* _WHAT IS NEEDED_: Track down every line below that holds "schopná" and copy it.

* _LISTED RECORDS_:
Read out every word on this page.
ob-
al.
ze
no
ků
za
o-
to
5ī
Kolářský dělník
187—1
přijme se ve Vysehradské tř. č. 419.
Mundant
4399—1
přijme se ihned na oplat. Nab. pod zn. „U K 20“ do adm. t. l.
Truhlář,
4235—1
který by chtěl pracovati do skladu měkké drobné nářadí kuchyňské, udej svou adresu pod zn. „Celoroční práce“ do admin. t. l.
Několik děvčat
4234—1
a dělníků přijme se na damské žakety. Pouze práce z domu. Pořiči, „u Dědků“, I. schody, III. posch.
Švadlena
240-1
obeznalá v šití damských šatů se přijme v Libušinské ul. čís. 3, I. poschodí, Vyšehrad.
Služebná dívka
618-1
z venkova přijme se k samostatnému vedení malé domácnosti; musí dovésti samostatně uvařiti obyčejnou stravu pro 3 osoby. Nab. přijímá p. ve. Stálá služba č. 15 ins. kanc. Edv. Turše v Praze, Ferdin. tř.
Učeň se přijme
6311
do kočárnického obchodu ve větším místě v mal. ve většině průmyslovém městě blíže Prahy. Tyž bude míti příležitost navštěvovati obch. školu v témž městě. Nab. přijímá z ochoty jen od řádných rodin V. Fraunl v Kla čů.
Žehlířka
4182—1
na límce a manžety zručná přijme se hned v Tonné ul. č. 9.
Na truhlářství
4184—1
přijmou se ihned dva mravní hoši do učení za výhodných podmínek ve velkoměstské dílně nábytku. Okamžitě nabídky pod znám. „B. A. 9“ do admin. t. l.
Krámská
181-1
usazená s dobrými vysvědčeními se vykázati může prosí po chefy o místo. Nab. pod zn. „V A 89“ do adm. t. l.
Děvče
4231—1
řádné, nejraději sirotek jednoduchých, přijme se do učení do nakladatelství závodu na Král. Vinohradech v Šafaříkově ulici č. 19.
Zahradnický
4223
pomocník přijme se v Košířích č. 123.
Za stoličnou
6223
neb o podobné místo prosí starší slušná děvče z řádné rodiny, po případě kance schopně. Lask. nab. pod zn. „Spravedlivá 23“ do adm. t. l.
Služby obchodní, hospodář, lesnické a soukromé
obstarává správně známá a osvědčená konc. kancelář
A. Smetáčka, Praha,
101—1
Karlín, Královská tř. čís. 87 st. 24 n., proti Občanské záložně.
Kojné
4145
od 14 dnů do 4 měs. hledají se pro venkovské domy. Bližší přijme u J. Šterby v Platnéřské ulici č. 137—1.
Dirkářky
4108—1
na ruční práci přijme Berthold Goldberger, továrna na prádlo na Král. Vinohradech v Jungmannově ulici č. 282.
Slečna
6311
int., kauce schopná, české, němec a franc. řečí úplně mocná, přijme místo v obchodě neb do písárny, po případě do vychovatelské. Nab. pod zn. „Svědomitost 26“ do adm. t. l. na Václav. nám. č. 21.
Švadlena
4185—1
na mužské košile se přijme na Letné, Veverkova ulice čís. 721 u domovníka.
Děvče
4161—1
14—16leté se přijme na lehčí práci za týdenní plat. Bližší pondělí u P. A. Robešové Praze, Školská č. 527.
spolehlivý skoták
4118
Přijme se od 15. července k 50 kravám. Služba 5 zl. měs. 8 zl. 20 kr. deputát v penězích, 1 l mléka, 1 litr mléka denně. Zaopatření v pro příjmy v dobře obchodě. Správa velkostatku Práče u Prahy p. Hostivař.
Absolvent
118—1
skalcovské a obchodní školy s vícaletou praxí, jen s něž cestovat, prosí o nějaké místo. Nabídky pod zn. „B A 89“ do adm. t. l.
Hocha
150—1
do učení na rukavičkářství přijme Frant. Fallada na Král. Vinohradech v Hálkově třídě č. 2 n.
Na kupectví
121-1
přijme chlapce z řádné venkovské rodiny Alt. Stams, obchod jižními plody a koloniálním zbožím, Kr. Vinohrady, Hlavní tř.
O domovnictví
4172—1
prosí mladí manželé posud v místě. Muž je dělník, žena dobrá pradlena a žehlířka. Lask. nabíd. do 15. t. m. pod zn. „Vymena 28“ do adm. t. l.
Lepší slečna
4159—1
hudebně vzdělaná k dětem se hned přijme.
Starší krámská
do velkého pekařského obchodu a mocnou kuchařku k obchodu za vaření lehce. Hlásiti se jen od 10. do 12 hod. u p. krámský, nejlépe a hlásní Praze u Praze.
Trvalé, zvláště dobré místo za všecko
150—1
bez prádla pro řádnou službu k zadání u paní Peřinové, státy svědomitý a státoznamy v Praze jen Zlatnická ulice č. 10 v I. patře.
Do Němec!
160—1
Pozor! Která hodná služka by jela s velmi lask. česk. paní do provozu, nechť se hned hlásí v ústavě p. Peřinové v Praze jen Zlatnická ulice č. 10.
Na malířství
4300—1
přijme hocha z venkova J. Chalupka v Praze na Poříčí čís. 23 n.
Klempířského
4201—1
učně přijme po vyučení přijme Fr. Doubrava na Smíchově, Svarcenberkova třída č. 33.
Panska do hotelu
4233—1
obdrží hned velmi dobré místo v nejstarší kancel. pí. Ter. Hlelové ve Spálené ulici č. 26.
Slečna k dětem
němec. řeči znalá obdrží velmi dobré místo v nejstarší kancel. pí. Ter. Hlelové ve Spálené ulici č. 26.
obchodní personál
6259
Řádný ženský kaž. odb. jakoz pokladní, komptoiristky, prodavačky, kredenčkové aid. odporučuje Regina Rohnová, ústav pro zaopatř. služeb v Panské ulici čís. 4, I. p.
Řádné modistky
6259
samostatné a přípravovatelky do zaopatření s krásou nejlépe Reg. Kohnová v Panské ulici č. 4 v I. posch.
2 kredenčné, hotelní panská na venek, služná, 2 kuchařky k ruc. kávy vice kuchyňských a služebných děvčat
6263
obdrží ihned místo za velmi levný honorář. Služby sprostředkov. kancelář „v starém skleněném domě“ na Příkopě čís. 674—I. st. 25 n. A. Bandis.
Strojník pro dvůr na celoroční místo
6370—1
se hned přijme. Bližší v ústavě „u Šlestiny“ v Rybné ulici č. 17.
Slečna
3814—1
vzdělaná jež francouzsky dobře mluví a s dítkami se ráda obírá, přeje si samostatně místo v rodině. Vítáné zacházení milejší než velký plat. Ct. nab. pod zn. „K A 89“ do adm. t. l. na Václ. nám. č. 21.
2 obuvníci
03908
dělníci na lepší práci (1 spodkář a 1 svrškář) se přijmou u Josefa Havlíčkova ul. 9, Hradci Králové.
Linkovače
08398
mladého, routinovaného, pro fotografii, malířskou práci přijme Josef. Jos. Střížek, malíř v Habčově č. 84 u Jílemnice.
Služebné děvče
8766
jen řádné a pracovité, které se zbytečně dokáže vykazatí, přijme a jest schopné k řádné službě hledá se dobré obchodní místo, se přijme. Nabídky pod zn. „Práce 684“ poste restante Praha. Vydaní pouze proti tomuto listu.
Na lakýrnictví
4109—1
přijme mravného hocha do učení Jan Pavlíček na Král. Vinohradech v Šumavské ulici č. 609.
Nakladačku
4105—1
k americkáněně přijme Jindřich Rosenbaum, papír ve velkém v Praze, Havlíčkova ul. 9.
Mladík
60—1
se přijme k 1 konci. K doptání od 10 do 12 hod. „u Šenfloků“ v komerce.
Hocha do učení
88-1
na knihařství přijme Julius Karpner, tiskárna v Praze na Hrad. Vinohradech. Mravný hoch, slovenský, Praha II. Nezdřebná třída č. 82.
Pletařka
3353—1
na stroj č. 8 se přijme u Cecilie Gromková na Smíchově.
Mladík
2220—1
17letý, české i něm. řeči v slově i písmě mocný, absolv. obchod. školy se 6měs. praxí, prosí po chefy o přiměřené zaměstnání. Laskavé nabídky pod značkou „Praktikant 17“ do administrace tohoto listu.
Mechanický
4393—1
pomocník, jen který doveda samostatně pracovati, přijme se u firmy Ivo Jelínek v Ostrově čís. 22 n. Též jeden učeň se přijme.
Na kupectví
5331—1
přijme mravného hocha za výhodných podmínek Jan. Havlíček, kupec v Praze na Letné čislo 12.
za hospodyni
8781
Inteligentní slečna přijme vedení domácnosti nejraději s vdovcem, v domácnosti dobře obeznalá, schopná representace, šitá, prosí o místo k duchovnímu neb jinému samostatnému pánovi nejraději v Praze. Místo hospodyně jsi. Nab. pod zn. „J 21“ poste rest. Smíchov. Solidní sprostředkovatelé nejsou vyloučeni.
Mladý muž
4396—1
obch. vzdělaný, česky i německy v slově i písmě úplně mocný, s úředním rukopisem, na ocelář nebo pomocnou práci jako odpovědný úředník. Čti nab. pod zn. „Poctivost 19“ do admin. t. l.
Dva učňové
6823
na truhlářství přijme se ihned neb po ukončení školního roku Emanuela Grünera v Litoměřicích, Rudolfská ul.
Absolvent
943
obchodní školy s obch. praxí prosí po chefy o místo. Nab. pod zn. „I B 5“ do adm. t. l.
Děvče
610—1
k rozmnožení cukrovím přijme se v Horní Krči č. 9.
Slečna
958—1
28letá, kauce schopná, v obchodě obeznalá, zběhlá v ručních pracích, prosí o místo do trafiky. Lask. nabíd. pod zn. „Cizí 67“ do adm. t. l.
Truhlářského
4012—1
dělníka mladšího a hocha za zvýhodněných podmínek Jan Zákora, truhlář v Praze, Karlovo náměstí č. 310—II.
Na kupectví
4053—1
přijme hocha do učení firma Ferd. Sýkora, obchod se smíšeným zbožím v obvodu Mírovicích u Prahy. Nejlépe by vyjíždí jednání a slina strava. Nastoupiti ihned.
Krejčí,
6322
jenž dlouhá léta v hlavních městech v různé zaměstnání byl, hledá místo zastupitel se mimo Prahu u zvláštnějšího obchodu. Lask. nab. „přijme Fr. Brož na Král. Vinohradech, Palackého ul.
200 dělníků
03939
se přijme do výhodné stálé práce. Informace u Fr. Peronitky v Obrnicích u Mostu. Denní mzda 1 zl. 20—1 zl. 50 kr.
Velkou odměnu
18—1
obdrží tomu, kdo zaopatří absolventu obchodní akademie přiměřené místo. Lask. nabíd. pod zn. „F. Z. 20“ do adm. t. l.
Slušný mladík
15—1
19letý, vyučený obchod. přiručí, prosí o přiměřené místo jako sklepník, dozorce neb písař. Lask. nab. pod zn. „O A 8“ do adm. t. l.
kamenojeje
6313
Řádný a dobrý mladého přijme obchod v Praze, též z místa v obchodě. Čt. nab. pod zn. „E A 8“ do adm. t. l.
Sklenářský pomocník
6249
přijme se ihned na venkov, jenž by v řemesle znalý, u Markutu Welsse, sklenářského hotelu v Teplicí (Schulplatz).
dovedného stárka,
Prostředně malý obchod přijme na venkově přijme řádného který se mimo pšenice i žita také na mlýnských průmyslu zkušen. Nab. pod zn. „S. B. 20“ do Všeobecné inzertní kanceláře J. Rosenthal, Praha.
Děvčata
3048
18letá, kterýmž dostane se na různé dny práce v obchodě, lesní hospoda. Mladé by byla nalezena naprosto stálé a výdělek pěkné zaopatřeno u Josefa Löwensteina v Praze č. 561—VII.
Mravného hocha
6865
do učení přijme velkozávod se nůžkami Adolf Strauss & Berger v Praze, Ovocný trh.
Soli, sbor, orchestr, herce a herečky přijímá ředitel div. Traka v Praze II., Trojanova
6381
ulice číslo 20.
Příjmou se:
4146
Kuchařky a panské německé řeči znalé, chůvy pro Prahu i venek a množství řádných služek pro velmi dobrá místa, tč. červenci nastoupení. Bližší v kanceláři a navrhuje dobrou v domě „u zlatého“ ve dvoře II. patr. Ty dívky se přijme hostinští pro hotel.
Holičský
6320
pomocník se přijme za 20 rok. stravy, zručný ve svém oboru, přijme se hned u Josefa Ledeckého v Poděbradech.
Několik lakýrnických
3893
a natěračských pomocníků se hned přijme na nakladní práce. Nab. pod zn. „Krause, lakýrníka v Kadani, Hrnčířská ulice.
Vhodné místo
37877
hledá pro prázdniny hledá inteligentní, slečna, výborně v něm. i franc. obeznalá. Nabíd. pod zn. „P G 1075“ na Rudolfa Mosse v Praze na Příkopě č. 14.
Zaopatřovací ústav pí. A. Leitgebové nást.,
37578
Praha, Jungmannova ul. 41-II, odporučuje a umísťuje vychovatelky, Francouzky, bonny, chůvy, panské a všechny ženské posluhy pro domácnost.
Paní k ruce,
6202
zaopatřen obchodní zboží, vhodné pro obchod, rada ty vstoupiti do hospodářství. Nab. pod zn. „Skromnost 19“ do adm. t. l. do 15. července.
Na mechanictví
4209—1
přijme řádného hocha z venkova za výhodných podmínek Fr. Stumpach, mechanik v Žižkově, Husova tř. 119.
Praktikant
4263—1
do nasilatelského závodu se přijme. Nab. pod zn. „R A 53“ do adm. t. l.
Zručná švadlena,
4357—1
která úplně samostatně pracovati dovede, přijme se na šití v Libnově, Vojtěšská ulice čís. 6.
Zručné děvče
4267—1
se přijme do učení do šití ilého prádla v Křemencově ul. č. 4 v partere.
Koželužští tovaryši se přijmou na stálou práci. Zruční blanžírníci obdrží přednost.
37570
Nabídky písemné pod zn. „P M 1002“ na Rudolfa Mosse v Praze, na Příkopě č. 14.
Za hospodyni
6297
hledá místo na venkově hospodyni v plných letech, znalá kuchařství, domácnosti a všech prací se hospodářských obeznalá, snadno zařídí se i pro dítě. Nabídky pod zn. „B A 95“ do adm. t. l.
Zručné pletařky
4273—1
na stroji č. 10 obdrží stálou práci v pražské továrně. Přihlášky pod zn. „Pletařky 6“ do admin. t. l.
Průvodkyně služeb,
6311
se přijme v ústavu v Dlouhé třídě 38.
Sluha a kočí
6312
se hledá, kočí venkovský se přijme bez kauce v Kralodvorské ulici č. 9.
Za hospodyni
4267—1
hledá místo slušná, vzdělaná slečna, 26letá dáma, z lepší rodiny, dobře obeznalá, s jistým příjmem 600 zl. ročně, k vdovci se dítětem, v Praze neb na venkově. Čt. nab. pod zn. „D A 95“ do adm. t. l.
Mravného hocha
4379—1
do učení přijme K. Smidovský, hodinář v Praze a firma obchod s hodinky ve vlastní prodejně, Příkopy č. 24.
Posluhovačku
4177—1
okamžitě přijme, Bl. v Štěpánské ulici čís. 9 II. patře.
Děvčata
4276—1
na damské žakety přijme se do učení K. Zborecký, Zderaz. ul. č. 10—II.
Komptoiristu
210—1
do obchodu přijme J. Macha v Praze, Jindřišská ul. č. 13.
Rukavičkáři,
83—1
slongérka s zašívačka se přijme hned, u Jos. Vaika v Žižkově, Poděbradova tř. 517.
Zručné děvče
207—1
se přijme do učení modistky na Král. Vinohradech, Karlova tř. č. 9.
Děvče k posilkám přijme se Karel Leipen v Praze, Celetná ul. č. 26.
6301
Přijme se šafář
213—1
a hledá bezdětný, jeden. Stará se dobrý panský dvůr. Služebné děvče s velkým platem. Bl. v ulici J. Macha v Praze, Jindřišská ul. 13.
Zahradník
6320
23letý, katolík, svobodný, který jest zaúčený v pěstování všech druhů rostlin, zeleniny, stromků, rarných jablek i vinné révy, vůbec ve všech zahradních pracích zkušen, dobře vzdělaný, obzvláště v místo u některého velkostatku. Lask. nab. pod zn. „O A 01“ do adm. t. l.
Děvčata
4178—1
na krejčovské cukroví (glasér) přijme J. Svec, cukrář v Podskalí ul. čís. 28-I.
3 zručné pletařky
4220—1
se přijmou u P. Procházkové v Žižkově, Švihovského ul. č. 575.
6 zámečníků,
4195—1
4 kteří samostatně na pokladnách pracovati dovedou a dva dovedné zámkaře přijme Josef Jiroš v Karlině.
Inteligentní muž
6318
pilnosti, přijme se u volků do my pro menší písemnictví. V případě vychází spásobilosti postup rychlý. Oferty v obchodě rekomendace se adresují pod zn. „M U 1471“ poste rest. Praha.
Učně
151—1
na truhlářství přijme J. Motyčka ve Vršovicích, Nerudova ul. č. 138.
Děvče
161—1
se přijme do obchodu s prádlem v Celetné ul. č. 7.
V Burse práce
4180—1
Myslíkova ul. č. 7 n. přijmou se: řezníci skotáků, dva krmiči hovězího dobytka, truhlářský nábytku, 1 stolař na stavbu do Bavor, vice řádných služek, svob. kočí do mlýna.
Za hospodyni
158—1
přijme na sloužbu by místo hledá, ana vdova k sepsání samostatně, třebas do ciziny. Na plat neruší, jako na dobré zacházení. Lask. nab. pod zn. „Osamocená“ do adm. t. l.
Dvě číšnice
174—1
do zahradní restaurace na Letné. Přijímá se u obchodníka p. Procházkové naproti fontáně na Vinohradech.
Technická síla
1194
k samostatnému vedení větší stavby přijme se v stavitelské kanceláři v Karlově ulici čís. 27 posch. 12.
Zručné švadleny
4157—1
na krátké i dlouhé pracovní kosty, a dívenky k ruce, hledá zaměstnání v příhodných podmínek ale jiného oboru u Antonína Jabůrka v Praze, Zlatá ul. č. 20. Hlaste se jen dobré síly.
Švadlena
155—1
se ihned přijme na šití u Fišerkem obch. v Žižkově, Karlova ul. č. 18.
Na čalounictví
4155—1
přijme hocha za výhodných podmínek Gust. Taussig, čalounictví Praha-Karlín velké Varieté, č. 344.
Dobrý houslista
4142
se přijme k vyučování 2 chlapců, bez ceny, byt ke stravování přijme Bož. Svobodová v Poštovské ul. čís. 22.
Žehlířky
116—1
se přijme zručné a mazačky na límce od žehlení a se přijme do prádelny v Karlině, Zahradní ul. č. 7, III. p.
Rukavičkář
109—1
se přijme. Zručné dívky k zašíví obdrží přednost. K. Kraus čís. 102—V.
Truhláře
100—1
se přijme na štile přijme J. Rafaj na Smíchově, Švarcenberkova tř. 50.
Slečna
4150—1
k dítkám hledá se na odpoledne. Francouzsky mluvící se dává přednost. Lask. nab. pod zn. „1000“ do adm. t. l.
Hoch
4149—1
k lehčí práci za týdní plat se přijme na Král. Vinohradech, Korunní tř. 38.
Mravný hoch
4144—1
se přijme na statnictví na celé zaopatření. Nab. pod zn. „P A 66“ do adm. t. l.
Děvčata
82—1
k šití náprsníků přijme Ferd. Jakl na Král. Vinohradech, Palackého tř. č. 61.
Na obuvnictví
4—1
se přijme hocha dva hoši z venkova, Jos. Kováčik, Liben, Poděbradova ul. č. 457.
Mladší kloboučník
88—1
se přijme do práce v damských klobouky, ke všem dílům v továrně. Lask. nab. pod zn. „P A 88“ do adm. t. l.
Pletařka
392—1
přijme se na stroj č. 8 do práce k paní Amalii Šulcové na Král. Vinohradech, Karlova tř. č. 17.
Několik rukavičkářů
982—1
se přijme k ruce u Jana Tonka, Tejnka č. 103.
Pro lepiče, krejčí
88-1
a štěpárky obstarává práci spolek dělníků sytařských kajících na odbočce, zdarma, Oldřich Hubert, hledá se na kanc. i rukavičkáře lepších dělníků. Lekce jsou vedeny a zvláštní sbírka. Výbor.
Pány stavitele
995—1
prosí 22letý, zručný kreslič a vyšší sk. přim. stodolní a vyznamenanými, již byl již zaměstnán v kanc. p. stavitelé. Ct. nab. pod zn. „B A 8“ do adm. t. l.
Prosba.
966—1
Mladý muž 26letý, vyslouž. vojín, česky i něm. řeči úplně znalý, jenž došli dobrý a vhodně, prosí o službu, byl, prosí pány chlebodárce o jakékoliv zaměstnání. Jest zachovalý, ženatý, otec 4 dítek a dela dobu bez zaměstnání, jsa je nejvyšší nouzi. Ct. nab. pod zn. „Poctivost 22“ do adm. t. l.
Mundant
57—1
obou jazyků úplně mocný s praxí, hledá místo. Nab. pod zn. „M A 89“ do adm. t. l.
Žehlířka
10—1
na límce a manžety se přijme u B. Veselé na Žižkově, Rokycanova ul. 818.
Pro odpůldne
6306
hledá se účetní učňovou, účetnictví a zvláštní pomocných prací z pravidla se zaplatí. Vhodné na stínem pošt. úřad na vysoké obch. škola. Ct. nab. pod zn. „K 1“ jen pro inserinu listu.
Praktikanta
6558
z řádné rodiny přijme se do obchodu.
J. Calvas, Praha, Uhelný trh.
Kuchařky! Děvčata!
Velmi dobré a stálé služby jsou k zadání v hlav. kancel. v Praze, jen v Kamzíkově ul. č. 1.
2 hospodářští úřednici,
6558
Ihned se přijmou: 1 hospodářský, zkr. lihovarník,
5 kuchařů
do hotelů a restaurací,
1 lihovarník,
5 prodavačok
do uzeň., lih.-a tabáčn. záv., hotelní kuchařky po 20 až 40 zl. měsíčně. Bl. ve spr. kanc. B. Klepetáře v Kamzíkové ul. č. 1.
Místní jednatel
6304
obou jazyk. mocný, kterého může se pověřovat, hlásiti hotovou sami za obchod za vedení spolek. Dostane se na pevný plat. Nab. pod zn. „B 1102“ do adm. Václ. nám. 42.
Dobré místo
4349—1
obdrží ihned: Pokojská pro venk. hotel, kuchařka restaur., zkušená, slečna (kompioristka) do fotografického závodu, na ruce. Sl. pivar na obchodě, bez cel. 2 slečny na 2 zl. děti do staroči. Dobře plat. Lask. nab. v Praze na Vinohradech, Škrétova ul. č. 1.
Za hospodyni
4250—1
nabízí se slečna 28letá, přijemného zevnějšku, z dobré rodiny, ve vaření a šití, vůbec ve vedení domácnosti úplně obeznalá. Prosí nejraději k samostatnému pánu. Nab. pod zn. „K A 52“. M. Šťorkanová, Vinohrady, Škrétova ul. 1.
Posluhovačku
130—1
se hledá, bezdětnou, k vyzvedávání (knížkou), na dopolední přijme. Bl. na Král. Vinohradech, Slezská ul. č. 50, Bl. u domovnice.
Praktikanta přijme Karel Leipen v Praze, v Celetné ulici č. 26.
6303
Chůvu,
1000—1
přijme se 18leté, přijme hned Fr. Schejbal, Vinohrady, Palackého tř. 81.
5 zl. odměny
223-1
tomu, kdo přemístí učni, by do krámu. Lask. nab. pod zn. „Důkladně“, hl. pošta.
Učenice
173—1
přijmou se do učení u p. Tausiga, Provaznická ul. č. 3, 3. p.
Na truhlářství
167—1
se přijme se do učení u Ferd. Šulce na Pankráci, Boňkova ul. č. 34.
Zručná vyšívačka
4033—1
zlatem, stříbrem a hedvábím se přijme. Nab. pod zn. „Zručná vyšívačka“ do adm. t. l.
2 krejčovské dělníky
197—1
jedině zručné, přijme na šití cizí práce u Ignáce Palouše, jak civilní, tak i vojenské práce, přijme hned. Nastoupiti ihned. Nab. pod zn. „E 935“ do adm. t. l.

* _TASK OUTPUT_:
int., kauce schopná, české, němec a franc. řečí úplně mocná, přijme místo v obchodě neb do písárny, po případě do vychovatelské. Nab. pod zn. „Svědomitost 26“ do adm. t. l. na Václav. nám. č. 21.
Inteligentní slečna přijme vedení domácnosti nejraději s vdovcem, v domácnosti dobře obeznalá, schopná representace, šitá, prosí o místo k duchovnímu neb jinému samostatnému pánovi nejraději v Praze. Místo hospodyně jsi. Nab. pod zn. „J 21“ poste rest. Smíchov. Solidní sprostředkovatelé nejsou vyloučeni.
28letá, kauce schopná, v obchodě obeznalá, zběhlá v ručních pracích, prosí o místo do trafiky. Lask. nabíd. pod zn. „Cizí 67“ do adm. t. l.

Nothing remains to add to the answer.